#### ЗАДАНИЕ:
Сократите абзац из отрывка о Фицджеральдах, начинающийся словами «В августе Фицджеральды побывали», и сохраните все его основные факты.

#### ФРАГМЕНТ ДОКУМЕНТА:

++++++++++++++++++++

В августе Фицджеральды побывали в гостях у Чанлеров в их летнем доме, расположенном на севере штата Нью-Йорк. Тедди Чанлер сопровождал Скотта во время злосчастного визита к госпоже Уортон. Скотт обожал мать Тедди, писательницу Маргарет Уинтроп Чанлер, о которой как-то написал, что это самая очаровательная старушка в мире. Она называла его своим «безрассудным ангелом» и много рассказывала ему о принце Боргезе и других знаменитостях, знакомых ей по дням пребывания за границей в детстве. На ее вопрос о его мечте Скотт ответил: «Так же любить Зельду и остаться женатым на ней и еще написать самый известный роман в мире».

++++++++++++++++++++

#### ИСХОДНЫЕ ЗАПИСИ:
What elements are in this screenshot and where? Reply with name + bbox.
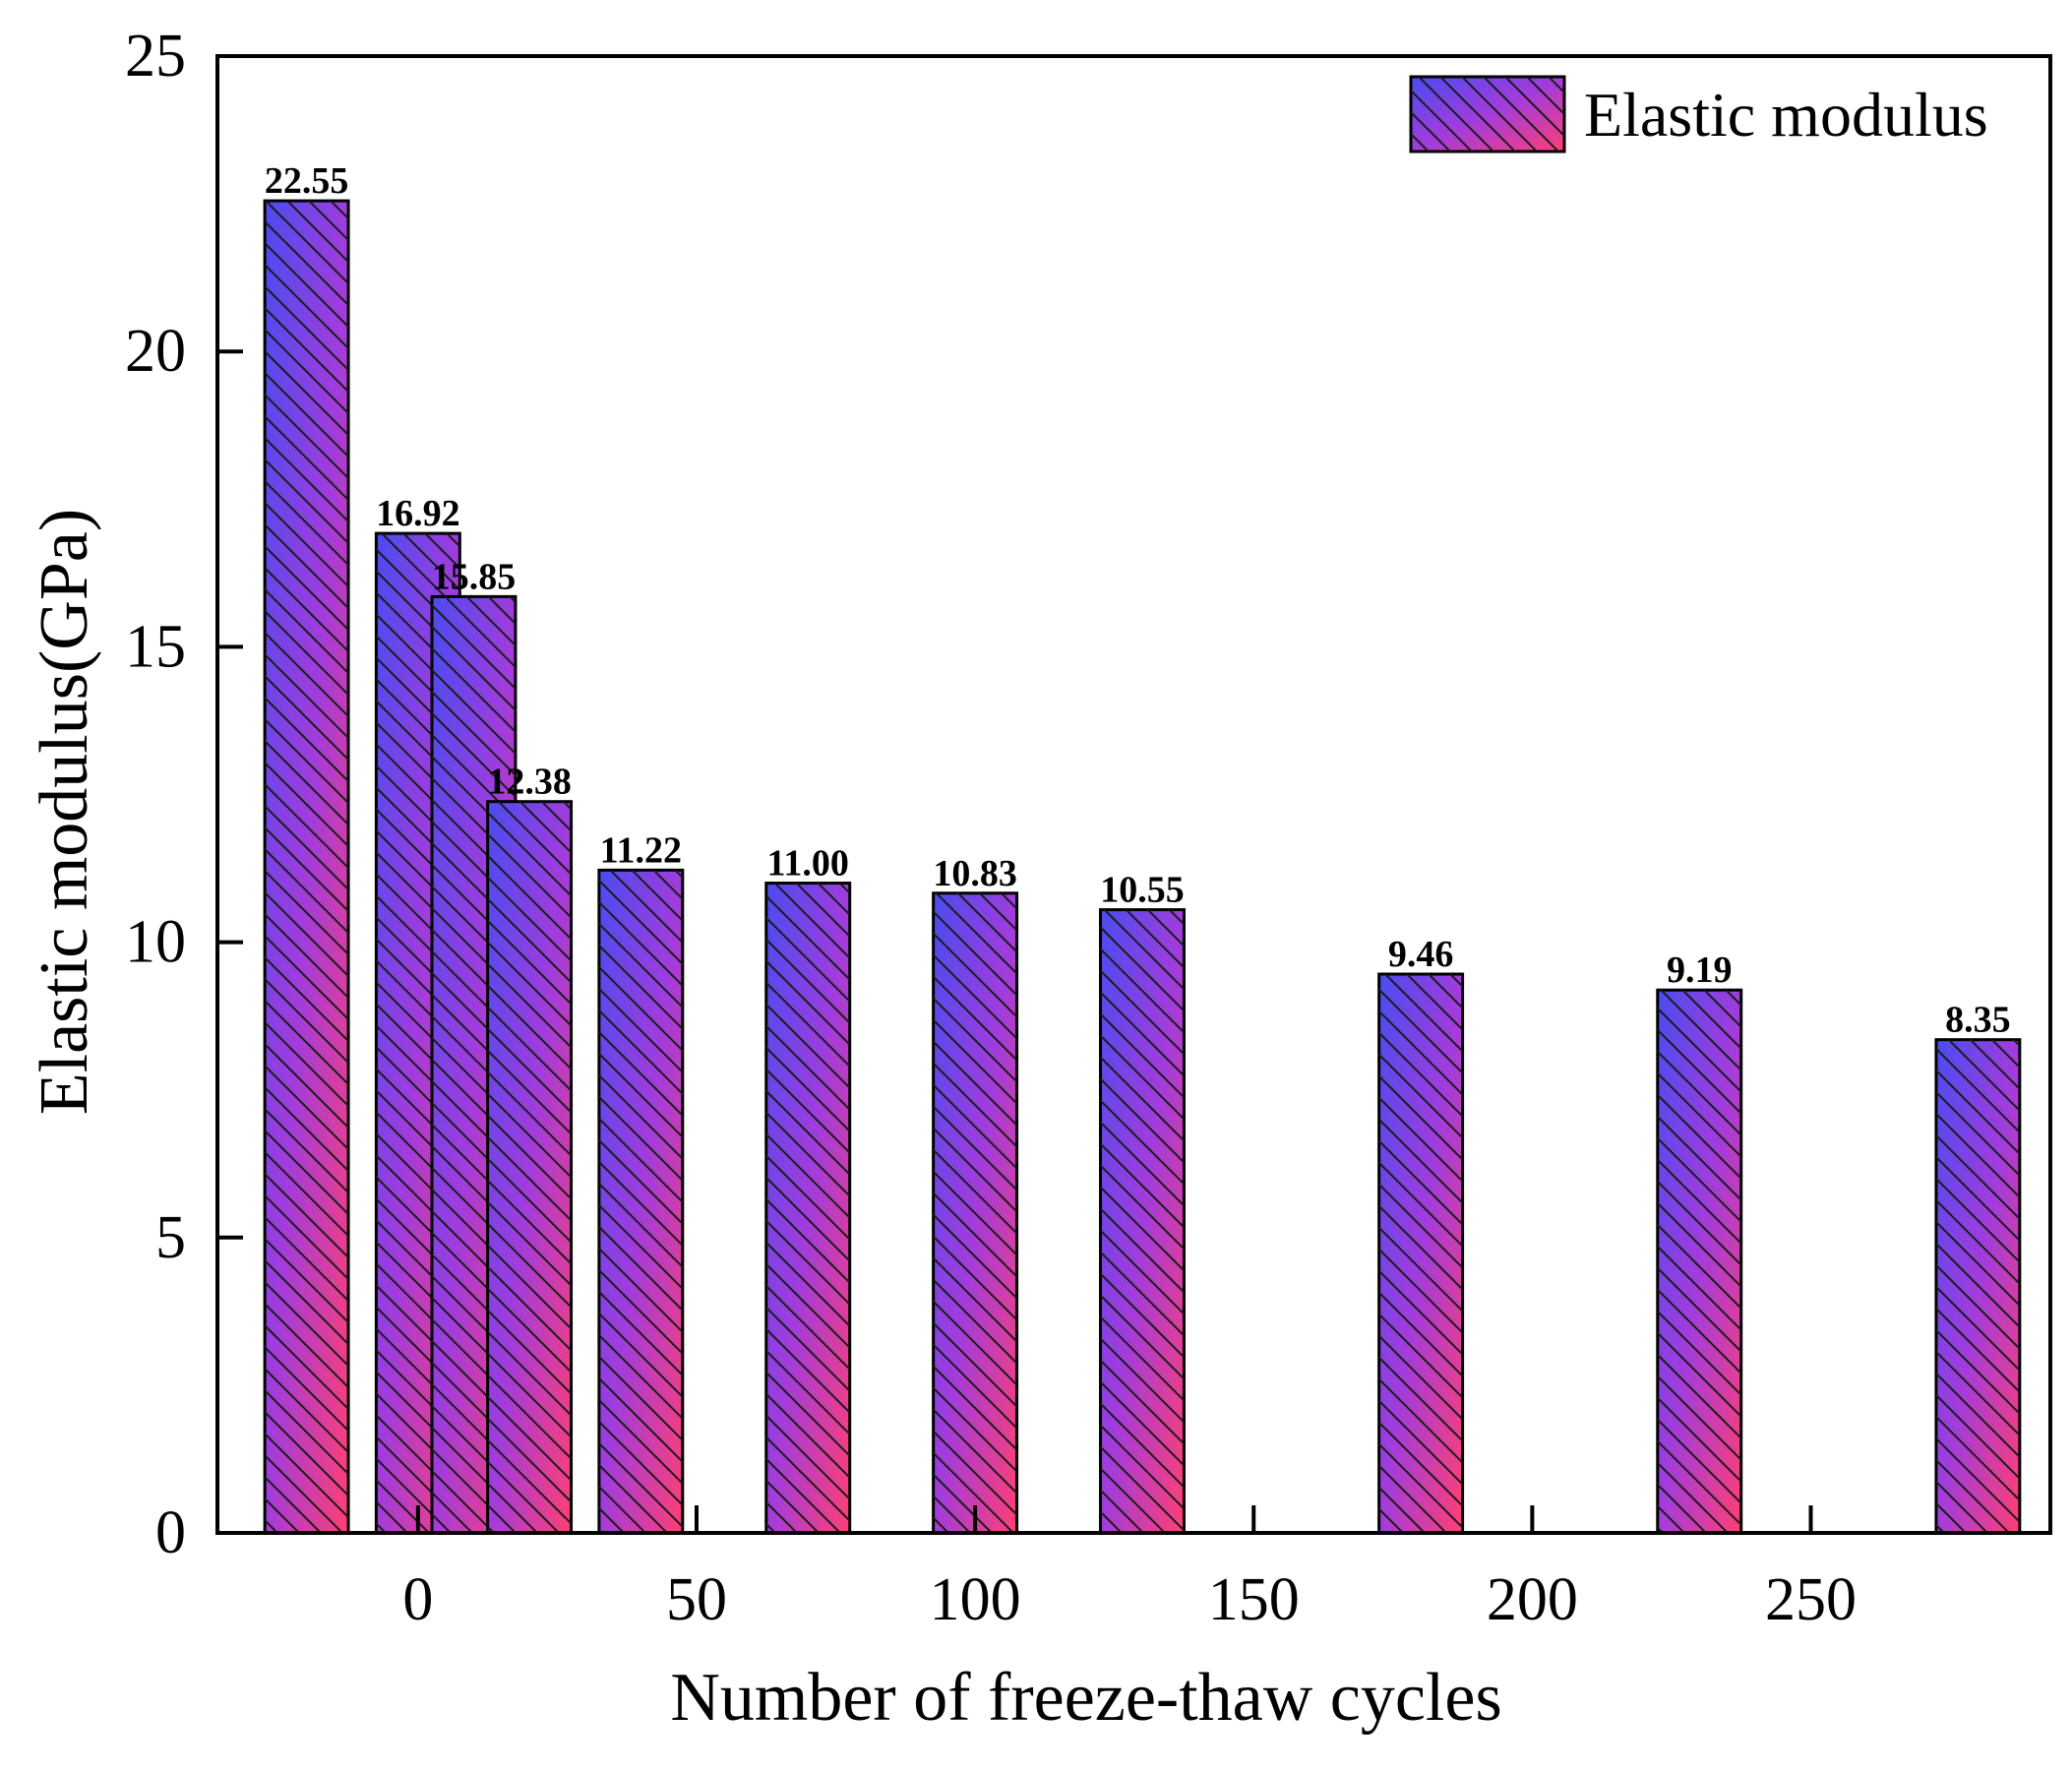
bar-group — [1656, 988, 1743, 1535]
bar-value-label: 9.19 — [1667, 949, 1733, 991]
x-tick-label: 200 — [1487, 1566, 1578, 1633]
bar-group — [932, 891, 1019, 1535]
y-tick-label: 25 — [125, 23, 186, 90]
y-tick-label: 5 — [155, 1204, 186, 1271]
y-tick-label: 10 — [125, 909, 186, 976]
bar-group — [1934, 1038, 2022, 1535]
bar-group — [430, 594, 518, 1535]
bar-hatch — [1100, 909, 1185, 1533]
y-axis-ticks: 0 5 10 15 20 25 — [125, 23, 243, 1566]
y-tick-label: 0 — [155, 1499, 186, 1566]
bar-hatch — [765, 883, 850, 1533]
bar-value-label: 22.55 — [265, 160, 349, 202]
x-axis-ticks: 0 50 100 150 200 250 — [402, 1505, 1857, 1633]
bar-group — [597, 868, 685, 1535]
bar-value-label: 10.55 — [1100, 870, 1185, 911]
bar-value-label: 9.46 — [1388, 934, 1454, 975]
bar-value-label: 10.83 — [933, 853, 1017, 894]
bars — [263, 199, 2022, 1535]
data-labels: 22.55 16.92 15.85 12.38 11.22 11.00 10.83 10.55… — [265, 160, 2011, 1041]
bar-group — [486, 800, 574, 1535]
bar-hatch — [1378, 974, 1463, 1533]
bar-hatch — [1657, 990, 1741, 1533]
y-tick-label: 15 — [125, 613, 186, 680]
y-tick-label: 20 — [125, 318, 186, 385]
bar-value-label: 15.85 — [432, 556, 517, 597]
x-tick-label: 0 — [402, 1566, 433, 1633]
bar-group — [1377, 972, 1465, 1535]
bar-hatch — [265, 201, 349, 1533]
y-axis-title: Elastic modulus(GPa) — [27, 509, 102, 1115]
bar-value-label: 8.35 — [1945, 1000, 2011, 1041]
bar-hatch — [933, 892, 1017, 1533]
bar-hatch — [598, 870, 683, 1533]
bar-value-label: 11.00 — [767, 843, 849, 885]
plot-frame — [215, 54, 2052, 1535]
x-tick-label: 150 — [1208, 1566, 1300, 1633]
bar-group — [1099, 908, 1186, 1535]
bar-group — [263, 199, 350, 1535]
bar-value-label: 16.92 — [376, 493, 460, 534]
x-axis-title: Number of freeze-thaw cycles — [670, 1660, 1501, 1736]
x-tick-label: 250 — [1765, 1566, 1857, 1633]
bar-value-label: 11.22 — [600, 829, 682, 871]
bar-hatch — [487, 801, 572, 1533]
x-tick-label: 100 — [930, 1566, 1021, 1633]
bar-group — [764, 882, 852, 1535]
x-tick-label: 50 — [666, 1566, 727, 1633]
bar-hatch — [1935, 1039, 2020, 1533]
legend-swatch-hatch — [1411, 77, 1564, 152]
legend-label: Elastic modulus — [1584, 80, 1988, 150]
legend: Elastic modulus — [1409, 75, 1988, 153]
bar-value-label: 12.38 — [487, 762, 572, 803]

++++++++++++++++++++

#### РЕШЕНИЕ ЗАДАЧИ:
В августе Фицджеральды гостили у Чанлеров в их летнем доме на севере штата Нью-Йорк. Тедди Чанлер сопровождал Скотта во время злосчастного визита к госпоже Уортон. Скотт обожал мать Тедди, писательницу Маргарет Уинтроп Чанлер. Она называла его «безрассудным ангелом» и рассказывала о принце Боргезе и других знаменитостях, с которыми познакомилась в детстве за границей. На ее вопрос о мечте Скотт ответил, что хочет так же любить Зельду, остаться женатым на ней и написать самый известный роман в мире.